> [Requirement]:
Figure out how many lines of the material below contain the word "момента". Answer with the number only.

--- begin Record set ---

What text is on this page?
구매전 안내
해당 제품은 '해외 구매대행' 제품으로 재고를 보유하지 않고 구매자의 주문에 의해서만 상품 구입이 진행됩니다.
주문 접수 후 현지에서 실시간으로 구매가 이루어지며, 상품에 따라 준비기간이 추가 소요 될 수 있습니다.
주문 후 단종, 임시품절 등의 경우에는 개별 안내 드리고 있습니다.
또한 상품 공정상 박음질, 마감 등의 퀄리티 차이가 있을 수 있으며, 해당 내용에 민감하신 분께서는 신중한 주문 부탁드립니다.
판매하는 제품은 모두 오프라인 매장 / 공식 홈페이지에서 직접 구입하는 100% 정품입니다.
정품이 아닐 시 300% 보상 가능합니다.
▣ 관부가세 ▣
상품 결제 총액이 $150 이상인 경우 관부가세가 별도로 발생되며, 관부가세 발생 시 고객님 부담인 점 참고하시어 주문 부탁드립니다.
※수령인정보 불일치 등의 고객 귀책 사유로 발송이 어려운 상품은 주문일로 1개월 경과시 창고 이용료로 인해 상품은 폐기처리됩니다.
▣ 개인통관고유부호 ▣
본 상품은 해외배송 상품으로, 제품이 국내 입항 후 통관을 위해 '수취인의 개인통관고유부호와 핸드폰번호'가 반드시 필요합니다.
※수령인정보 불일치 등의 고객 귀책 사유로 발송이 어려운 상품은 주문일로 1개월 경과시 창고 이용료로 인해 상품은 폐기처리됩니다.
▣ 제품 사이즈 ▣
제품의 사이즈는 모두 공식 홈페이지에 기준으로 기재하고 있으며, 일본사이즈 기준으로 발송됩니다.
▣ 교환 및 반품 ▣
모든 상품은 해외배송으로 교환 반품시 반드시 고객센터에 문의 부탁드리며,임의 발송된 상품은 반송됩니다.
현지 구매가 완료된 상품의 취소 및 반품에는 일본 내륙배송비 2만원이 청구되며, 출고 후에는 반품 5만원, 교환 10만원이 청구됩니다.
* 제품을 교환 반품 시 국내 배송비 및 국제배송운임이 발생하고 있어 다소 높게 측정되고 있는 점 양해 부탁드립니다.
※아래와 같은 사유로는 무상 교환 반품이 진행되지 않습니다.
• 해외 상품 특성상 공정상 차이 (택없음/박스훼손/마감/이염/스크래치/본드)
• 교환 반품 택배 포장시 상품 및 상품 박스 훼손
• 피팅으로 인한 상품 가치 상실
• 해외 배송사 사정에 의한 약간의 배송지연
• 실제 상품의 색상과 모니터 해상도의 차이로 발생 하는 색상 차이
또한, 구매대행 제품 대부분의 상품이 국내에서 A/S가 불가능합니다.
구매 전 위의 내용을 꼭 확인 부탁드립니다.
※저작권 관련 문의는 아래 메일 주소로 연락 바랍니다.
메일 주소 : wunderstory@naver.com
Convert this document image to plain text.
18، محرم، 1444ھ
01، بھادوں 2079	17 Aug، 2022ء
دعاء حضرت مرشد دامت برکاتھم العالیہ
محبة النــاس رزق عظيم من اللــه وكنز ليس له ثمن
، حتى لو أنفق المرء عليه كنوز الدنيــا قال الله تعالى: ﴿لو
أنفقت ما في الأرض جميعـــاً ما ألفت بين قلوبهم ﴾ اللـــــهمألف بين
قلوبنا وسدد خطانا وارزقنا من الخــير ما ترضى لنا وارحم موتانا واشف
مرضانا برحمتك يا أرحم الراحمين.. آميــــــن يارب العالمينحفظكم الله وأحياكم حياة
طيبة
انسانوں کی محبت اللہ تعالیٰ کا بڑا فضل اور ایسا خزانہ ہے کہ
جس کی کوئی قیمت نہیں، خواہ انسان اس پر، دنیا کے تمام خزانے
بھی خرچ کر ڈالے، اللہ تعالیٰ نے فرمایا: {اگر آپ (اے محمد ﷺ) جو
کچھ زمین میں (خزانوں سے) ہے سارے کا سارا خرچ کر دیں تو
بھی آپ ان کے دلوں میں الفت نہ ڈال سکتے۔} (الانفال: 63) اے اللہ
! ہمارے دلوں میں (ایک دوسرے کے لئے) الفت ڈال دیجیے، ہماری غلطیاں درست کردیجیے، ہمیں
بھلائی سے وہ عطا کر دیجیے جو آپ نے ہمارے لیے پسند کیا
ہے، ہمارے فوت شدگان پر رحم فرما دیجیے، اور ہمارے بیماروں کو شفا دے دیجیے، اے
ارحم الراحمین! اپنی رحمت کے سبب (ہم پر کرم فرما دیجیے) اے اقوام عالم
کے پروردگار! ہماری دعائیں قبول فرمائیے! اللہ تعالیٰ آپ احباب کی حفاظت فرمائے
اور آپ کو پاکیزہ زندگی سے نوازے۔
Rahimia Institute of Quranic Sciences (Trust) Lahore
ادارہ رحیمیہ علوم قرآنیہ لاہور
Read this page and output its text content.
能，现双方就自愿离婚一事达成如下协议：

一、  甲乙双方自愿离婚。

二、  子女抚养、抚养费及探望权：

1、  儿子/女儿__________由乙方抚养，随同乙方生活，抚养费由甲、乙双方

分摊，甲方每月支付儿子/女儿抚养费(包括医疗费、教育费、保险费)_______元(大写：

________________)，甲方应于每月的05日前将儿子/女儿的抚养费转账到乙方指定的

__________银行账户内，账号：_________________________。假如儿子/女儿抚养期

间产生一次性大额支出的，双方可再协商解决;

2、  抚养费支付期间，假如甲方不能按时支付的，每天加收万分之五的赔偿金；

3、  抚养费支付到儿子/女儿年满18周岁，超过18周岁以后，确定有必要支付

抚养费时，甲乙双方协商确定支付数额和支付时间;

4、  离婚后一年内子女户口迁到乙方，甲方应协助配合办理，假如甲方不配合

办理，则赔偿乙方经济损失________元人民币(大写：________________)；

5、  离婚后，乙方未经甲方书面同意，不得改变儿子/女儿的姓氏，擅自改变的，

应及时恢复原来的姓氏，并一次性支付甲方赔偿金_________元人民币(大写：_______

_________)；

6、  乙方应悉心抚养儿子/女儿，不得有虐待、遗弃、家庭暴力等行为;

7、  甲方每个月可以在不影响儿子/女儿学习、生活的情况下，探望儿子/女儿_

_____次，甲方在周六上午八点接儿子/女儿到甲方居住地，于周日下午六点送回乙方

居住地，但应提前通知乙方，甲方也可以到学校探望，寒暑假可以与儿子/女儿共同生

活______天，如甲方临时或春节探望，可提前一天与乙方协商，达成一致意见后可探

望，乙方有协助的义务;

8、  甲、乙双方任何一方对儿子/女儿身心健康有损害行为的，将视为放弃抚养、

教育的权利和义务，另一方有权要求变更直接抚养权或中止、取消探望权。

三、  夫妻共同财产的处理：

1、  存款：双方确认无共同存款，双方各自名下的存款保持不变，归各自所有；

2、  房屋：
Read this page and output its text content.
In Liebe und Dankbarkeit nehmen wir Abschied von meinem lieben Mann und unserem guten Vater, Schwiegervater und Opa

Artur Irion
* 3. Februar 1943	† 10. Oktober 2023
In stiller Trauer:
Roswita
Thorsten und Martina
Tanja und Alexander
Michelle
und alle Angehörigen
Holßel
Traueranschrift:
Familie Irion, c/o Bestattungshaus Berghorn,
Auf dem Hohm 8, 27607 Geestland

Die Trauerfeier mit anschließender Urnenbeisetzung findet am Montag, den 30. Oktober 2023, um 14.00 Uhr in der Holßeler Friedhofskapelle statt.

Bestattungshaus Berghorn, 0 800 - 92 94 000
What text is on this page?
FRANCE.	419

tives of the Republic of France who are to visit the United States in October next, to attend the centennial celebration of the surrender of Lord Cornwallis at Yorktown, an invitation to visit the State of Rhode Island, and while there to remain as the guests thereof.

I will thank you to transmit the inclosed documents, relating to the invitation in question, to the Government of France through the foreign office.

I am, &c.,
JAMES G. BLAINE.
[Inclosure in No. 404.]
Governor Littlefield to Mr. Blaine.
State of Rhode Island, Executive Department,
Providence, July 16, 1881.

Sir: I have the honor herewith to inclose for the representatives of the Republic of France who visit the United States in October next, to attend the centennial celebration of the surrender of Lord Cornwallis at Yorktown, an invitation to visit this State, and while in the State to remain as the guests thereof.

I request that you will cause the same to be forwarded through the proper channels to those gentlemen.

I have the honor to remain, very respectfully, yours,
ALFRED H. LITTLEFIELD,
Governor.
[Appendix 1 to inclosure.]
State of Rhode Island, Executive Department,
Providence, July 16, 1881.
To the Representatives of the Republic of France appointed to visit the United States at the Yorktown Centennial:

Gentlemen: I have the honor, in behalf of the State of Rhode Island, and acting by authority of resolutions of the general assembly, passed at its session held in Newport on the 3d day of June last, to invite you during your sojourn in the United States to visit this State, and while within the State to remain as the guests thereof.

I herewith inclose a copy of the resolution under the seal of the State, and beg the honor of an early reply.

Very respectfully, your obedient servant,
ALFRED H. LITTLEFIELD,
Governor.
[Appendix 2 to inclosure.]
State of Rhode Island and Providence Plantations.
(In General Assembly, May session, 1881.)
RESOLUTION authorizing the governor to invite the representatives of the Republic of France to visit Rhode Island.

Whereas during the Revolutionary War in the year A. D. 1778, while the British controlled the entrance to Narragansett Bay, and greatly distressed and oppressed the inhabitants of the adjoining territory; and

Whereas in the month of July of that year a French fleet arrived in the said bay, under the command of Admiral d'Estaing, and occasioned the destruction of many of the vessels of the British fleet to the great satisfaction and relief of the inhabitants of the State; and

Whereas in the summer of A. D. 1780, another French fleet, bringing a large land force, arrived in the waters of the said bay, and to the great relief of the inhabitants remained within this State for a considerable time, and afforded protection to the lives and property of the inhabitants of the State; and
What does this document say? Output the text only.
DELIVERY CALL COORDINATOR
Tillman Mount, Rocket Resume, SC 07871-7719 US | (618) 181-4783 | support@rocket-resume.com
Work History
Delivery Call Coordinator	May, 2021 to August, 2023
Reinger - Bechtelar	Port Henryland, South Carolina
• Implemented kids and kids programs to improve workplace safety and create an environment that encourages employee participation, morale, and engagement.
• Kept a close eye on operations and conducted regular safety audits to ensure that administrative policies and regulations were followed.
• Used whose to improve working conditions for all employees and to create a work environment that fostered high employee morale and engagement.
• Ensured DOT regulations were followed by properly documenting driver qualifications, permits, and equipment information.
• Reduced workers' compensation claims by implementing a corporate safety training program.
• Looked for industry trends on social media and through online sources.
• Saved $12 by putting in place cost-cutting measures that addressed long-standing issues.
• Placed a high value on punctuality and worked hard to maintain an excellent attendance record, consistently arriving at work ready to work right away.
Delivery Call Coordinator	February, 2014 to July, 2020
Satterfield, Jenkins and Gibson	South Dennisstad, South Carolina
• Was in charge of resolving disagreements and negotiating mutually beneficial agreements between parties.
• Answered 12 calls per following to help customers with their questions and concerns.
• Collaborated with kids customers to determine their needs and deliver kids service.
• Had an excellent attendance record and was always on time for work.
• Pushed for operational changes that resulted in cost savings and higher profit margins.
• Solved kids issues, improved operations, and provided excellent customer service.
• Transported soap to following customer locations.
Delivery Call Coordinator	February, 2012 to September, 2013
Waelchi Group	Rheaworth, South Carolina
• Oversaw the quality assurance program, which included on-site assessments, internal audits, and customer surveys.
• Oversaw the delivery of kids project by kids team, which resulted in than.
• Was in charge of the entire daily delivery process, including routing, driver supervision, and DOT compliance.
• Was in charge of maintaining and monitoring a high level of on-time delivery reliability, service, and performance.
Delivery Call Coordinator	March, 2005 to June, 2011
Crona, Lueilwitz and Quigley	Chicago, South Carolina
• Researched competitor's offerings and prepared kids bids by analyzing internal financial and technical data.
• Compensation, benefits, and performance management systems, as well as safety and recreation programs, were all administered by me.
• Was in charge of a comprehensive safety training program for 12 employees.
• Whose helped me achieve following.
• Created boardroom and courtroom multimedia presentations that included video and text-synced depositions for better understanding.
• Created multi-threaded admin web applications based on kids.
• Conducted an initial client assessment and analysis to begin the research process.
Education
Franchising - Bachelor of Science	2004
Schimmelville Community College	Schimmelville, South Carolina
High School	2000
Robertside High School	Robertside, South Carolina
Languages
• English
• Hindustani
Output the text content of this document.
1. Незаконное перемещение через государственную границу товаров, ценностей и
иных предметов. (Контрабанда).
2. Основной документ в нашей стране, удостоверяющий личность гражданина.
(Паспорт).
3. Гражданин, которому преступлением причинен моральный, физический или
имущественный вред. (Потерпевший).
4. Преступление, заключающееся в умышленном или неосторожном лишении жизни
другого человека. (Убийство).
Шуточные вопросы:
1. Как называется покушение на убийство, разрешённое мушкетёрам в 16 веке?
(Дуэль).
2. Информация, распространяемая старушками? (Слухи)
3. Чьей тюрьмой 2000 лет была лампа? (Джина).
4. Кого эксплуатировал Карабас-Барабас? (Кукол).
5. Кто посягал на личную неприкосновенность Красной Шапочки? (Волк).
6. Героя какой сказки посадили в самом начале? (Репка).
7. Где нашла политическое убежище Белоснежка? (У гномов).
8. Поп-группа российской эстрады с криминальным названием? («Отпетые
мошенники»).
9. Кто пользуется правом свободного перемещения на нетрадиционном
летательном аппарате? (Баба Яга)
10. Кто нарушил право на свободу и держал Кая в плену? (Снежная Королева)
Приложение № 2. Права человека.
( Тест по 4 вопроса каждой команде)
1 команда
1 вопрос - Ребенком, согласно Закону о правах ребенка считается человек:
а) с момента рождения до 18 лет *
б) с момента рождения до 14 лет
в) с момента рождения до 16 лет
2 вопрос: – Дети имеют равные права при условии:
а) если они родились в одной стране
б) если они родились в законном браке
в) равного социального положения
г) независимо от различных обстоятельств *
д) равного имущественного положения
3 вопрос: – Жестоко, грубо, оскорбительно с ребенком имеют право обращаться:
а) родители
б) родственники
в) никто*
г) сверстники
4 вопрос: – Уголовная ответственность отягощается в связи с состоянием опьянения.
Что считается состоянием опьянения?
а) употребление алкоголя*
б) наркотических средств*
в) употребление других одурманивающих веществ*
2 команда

--- end Record set ---

> [The result]:
3